* [Goal of the exercise]: The data must be written out once more, precisely as given.

▶

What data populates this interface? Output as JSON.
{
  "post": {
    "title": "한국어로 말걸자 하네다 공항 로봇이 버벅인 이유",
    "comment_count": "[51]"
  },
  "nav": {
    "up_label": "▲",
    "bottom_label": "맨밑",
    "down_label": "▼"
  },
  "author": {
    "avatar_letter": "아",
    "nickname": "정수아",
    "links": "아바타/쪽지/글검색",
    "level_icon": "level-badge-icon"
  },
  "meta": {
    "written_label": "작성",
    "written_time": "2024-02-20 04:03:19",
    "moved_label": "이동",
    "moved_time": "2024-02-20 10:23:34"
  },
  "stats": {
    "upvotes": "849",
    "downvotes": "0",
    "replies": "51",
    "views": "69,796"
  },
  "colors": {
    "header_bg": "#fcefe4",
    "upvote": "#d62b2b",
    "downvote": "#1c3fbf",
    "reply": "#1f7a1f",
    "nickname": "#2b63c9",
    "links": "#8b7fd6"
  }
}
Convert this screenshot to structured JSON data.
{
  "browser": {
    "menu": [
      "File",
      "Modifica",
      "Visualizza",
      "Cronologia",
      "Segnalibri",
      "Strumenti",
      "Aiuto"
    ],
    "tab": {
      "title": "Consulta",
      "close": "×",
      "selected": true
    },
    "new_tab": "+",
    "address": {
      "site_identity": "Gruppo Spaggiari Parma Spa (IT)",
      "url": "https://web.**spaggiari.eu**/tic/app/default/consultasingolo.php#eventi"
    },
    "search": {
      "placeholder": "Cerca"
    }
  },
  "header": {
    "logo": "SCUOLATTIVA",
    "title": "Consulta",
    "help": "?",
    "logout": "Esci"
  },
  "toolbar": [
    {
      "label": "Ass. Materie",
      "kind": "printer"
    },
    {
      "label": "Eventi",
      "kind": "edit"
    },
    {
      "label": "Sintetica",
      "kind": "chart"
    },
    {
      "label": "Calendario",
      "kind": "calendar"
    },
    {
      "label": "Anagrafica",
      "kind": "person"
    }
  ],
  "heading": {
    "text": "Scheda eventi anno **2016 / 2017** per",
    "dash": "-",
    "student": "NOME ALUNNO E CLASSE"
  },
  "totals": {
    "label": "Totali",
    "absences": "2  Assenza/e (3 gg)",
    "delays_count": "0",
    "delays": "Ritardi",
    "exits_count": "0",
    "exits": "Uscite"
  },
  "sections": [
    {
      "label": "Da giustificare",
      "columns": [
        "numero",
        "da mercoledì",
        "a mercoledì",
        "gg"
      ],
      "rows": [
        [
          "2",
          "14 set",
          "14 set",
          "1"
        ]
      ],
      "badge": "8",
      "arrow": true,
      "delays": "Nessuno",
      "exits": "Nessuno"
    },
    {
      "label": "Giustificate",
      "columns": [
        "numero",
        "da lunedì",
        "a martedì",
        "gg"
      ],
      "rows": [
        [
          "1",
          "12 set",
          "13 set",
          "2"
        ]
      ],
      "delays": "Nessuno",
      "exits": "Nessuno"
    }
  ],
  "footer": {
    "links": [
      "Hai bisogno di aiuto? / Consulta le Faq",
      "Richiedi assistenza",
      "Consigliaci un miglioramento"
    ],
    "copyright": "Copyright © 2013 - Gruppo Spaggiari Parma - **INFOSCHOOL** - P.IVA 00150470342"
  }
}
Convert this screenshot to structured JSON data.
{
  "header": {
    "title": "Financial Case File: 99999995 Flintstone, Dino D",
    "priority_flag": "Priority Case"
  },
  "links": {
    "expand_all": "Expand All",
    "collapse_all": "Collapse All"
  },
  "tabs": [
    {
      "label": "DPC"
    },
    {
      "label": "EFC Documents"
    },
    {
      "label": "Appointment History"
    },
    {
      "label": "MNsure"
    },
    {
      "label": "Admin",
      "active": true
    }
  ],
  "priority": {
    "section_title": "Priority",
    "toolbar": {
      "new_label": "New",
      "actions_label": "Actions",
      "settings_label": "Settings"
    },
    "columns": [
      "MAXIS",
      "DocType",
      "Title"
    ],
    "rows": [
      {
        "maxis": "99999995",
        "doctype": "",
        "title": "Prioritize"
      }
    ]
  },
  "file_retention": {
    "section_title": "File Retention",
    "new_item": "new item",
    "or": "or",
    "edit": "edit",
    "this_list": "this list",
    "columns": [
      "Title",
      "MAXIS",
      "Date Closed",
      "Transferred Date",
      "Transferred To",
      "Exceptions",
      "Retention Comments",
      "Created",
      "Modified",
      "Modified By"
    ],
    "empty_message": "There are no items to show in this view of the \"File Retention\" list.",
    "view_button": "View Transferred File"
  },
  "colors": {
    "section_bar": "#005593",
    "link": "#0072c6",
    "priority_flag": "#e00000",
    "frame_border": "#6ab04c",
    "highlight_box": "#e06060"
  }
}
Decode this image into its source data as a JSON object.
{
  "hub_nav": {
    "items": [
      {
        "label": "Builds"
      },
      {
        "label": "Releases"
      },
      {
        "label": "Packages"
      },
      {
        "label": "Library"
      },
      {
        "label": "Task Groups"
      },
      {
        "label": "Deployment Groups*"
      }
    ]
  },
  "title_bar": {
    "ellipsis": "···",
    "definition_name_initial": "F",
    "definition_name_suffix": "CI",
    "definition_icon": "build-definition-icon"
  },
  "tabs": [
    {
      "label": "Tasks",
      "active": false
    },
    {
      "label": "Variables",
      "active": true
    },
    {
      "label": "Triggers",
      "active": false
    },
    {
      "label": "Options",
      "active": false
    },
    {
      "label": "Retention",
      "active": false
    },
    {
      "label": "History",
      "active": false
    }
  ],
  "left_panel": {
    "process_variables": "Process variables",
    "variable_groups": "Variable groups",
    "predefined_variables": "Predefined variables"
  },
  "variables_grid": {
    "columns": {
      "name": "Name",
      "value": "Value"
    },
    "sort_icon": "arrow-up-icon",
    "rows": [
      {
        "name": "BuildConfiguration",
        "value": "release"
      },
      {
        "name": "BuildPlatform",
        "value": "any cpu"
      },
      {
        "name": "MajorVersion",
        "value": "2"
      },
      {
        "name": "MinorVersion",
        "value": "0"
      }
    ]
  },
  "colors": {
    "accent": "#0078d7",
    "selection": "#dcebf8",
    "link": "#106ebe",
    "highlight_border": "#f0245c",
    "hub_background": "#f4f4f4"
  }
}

◀

* [Output for this exercise]:
What data populates this interface? Output as JSON.
{
  "post": {
    "title": "한국어로 말걸자 하네다 공항 로봇이 버벅인 이유",
    "comment_count": "[51]"
  },
  "nav": {
    "up_label": "▲",
    "bottom_label": "맨밑",
    "down_label": "▼"
  },
  "author": {
    "avatar_letter": "아",
    "nickname": "정수아",
    "links": "아바타/쪽지/글검색",
    "level_icon": "level-badge-icon"
  },
  "meta": {
    "written_label": "작성",
    "written_time": "2024-02-20 04:03:19",
    "moved_label": "이동",
    "moved_time": "2024-02-20 10:23:34"
  },
  "stats": {
    "upvotes": "849",
    "downvotes": "0",
    "replies": "51",
    "views": "69,796"
  },
  "colors": {
    "header_bg": "#fcefe4",
    "upvote": "#d62b2b",
    "downvote": "#1c3fbf",
    "reply": "#1f7a1f",
    "nickname": "#2b63c9",
    "links": "#8b7fd6"
  }
}
Convert this screenshot to structured JSON data.
{
  "browser": {
    "menu": [
      "File",
      "Modifica",
      "Visualizza",
      "Cronologia",
      "Segnalibri",
      "Strumenti",
      "Aiuto"
    ],
    "tab": {
      "title": "Consulta",
      "close": "×",
      "selected": true
    },
    "new_tab": "+",
    "address": {
      "site_identity": "Gruppo Spaggiari Parma Spa (IT)",
      "url": "https://web.**spaggiari.eu**/tic/app/default/consultasingolo.php#eventi"
    },
    "search": {
      "placeholder": "Cerca"
    }
  },
  "header": {
    "logo": "SCUOLATTIVA",
    "title": "Consulta",
    "help": "?",
    "logout": "Esci"
  },
  "toolbar": [
    {
      "label": "Ass. Materie",
      "kind": "printer"
    },
    {
      "label": "Eventi",
      "kind": "edit"
    },
    {
      "label": "Sintetica",
      "kind": "chart"
    },
    {
      "label": "Calendario",
      "kind": "calendar"
    },
    {
      "label": "Anagrafica",
      "kind": "person"
    }
  ],
  "heading": {
    "text": "Scheda eventi anno **2016 / 2017** per",
    "dash": "-",
    "student": "NOME ALUNNO E CLASSE"
  },
  "totals": {
    "label": "Totali",
    "absences": "2  Assenza/e (3 gg)",
    "delays_count": "0",
    "delays": "Ritardi",
    "exits_count": "0",
    "exits": "Uscite"
  },
  "sections": [
    {
      "label": "Da giustificare",
      "columns": [
        "numero",
        "da mercoledì",
        "a mercoledì",
        "gg"
      ],
      "rows": [
        [
          "2",
          "14 set",
          "14 set",
          "1"
        ]
      ],
      "badge": "8",
      "arrow": true,
      "delays": "Nessuno",
      "exits": "Nessuno"
    },
    {
      "label": "Giustificate",
      "columns": [
        "numero",
        "da lunedì",
        "a martedì",
        "gg"
      ],
      "rows": [
        [
          "1",
          "12 set",
          "13 set",
          "2"
        ]
      ],
      "delays": "Nessuno",
      "exits": "Nessuno"
    }
  ],
  "footer": {
    "links": [
      "Hai bisogno di aiuto? / Consulta le Faq",
      "Richiedi assistenza",
      "Consigliaci un miglioramento"
    ],
    "copyright": "Copyright © 2013 - Gruppo Spaggiari Parma - **INFOSCHOOL** - P.IVA 00150470342"
  }
}
Convert this screenshot to structured JSON data.
{
  "header": {
    "title": "Financial Case File: 99999995 Flintstone, Dino D",
    "priority_flag": "Priority Case"
  },
  "links": {
    "expand_all": "Expand All",
    "collapse_all": "Collapse All"
  },
  "tabs": [
    {
      "label": "DPC"
    },
    {
      "label": "EFC Documents"
    },
    {
      "label": "Appointment History"
    },
    {
      "label": "MNsure"
    },
    {
      "label": "Admin",
      "active": true
    }
  ],
  "priority": {
    "section_title": "Priority",
    "toolbar": {
      "new_label": "New",
      "actions_label": "Actions",
      "settings_label": "Settings"
    },
    "columns": [
      "MAXIS",
      "DocType",
      "Title"
    ],
    "rows": [
      {
        "maxis": "99999995",
        "doctype": "",
        "title": "Prioritize"
      }
    ]
  },
  "file_retention": {
    "section_title": "File Retention",
    "new_item": "new item",
    "or": "or",
    "edit": "edit",
    "this_list": "this list",
    "columns": [
      "Title",
      "MAXIS",
      "Date Closed",
      "Transferred Date",
      "Transferred To",
      "Exceptions",
      "Retention Comments",
      "Created",
      "Modified",
      "Modified By"
    ],
    "empty_message": "There are no items to show in this view of the \"File Retention\" list.",
    "view_button": "View Transferred File"
  },
  "colors": {
    "section_bar": "#005593",
    "link": "#0072c6",
    "priority_flag": "#e00000",
    "frame_border": "#6ab04c",
    "highlight_box": "#e06060"
  }
}
Decode this image into its source data as a JSON object.
{
  "hub_nav": {
    "items": [
      {
        "label": "Builds"
      },
      {
        "label": "Releases"
      },
      {
        "label": "Packages"
      },
      {
        "label": "Library"
      },
      {
        "label": "Task Groups"
      },
      {
        "label": "Deployment Groups*"
      }
    ]
  },
  "title_bar": {
    "ellipsis": "···",
    "definition_name_initial": "F",
    "definition_name_suffix": "CI",
    "definition_icon": "build-definition-icon"
  },
  "tabs": [
    {
      "label": "Tasks",
      "active": false
    },
    {
      "label": "Variables",
      "active": true
    },
    {
      "label": "Triggers",
      "active": false
    },
    {
      "label": "Options",
      "active": false
    },
    {
      "label": "Retention",
      "active": false
    },
    {
      "label": "History",
      "active": false
    }
  ],
  "left_panel": {
    "process_variables": "Process variables",
    "variable_groups": "Variable groups",
    "predefined_variables": "Predefined variables"
  },
  "variables_grid": {
    "columns": {
      "name": "Name",
      "value": "Value"
    },
    "sort_icon": "arrow-up-icon",
    "rows": [
      {
        "name": "BuildConfiguration",
        "value": "release"
      },
      {
        "name": "BuildPlatform",
        "value": "any cpu"
      },
      {
        "name": "MajorVersion",
        "value": "2"
      },
      {
        "name": "MinorVersion",
        "value": "0"
      }
    ]
  },
  "colors": {
    "accent": "#0078d7",
    "selection": "#dcebf8",
    "link": "#106ebe",
    "highlight_border": "#f0245c",
    "hub_background": "#f4f4f4"
  }
}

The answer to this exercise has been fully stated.